-- START Text provided --

Bitcoin Is at Its Lowest Level Since November 2024. Should Investors Be Worried?

Crypto


 On Jan. 20, Bitcoin (CRYPTO: BTC) hit a new all-time high of more than $109,000. At the time, many investors were expecting the pro-crypto policies of the incoming Trump administration to send the price of Bitcoin soaring even higher.


In fact, quite the opposite has happened. Bitcoin is now down about 25% since Jan. 20. At a current price of $82,000, it is now close to where it was back in November 2024, when crypto euphoria reignited. Should investors be concerned?

Bitcoin's historical track record


The first thing you should know is that Bitcoin has gone through many price swings in its history that have been much more violent and unexpected than the one we are currently experiencing. In fact, Cathie Wood of Ark Invest has tracked at least five different times in Bitcoin's history when it has lost 77% or more of its value.


The current downturn pales in comparison. That said, it's important to keep a long-term outlook. That's because it can sometimes take time for Bitcoin to recover from any pullback. According to Wood, you should plan to hold your Bitcoin for several years to maximize your portfolio returns.

-- END Text provided --
-- START Given records --

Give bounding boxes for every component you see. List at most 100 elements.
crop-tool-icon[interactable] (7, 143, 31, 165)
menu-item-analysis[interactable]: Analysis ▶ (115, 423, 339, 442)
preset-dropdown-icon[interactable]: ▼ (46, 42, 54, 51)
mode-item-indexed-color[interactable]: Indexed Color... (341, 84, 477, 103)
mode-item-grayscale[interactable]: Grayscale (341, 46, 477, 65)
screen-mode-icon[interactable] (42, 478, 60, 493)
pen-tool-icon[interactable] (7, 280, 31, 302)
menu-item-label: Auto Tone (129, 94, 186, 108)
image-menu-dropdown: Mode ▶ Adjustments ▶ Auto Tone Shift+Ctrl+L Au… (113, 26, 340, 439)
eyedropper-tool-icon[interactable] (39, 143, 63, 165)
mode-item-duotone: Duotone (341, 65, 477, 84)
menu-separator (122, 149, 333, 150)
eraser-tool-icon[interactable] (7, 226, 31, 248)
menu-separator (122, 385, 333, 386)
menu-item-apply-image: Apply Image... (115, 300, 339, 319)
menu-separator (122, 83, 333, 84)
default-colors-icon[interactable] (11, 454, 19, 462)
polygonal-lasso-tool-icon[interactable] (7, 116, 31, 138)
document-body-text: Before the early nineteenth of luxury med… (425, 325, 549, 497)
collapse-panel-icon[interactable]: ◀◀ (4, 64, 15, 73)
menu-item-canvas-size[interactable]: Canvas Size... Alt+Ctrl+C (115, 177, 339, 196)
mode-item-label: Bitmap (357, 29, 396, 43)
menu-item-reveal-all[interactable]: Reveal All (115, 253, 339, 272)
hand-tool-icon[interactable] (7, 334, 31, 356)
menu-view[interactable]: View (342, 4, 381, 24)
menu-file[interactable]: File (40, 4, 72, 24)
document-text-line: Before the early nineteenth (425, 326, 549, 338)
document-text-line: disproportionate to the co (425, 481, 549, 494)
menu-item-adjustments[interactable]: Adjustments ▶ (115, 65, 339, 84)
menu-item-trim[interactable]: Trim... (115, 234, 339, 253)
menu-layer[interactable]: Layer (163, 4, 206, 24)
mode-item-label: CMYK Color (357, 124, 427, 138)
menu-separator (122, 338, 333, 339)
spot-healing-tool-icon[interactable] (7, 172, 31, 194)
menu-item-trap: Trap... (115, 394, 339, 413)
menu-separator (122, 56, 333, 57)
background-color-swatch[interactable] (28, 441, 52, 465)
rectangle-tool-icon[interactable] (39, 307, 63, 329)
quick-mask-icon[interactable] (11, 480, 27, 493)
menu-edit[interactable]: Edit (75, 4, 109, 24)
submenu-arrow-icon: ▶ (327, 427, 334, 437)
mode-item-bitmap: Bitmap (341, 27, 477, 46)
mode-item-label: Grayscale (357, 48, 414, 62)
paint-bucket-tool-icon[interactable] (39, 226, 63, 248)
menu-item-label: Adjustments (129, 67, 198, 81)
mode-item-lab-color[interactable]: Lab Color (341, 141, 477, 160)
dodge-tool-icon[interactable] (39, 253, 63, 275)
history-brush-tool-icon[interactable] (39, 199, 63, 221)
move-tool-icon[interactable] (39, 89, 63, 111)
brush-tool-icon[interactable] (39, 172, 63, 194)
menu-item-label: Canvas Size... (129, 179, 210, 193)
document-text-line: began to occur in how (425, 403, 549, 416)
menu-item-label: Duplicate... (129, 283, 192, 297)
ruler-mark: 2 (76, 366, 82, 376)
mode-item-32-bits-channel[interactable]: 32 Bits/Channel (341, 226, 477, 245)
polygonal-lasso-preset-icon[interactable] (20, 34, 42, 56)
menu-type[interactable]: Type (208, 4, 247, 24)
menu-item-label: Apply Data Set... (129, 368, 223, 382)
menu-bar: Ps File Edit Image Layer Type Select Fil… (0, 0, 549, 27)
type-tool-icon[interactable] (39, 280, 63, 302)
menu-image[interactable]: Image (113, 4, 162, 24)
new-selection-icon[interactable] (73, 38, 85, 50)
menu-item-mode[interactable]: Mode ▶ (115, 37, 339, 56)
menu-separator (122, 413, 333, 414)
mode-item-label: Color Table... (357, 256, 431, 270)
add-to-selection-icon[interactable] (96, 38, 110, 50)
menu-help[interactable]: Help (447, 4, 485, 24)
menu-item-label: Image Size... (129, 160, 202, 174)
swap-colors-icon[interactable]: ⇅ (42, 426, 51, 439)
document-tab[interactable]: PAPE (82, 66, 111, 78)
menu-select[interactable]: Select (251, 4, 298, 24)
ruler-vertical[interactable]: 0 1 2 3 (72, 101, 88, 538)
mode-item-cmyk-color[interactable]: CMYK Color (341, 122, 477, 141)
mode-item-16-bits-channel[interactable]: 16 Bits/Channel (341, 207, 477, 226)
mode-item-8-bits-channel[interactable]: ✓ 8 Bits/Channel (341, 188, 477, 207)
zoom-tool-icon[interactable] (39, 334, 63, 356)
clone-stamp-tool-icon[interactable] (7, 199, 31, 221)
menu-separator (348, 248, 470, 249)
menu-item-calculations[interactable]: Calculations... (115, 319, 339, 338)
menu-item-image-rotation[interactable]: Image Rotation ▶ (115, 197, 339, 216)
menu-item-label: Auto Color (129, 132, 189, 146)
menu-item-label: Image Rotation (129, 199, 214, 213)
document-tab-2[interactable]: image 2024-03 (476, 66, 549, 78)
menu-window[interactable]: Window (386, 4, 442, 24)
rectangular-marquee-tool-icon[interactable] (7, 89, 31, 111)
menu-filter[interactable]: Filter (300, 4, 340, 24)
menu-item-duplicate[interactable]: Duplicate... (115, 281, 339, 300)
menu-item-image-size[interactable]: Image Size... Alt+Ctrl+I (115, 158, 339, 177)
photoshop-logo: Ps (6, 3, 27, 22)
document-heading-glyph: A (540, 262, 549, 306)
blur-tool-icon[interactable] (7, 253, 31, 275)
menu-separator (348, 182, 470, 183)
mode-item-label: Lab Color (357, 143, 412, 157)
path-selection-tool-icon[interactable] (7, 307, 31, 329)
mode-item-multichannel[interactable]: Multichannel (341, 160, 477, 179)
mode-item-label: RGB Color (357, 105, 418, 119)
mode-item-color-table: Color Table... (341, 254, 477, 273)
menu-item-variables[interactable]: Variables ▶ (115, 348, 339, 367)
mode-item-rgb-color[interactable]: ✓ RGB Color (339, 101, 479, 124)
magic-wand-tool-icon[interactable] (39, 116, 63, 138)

-- END Given records --

● What this task involves
According to the Bitcoin article, why is it important to keep a long-term outlook? Please answer in one to three sentences.

● Solution to this task
It can sometimes take time for Bitcoin to recover from any pullback. Cathie Wood of Ark Invest advises planning to hold Bitcoin for several years to maximize portfolio returns.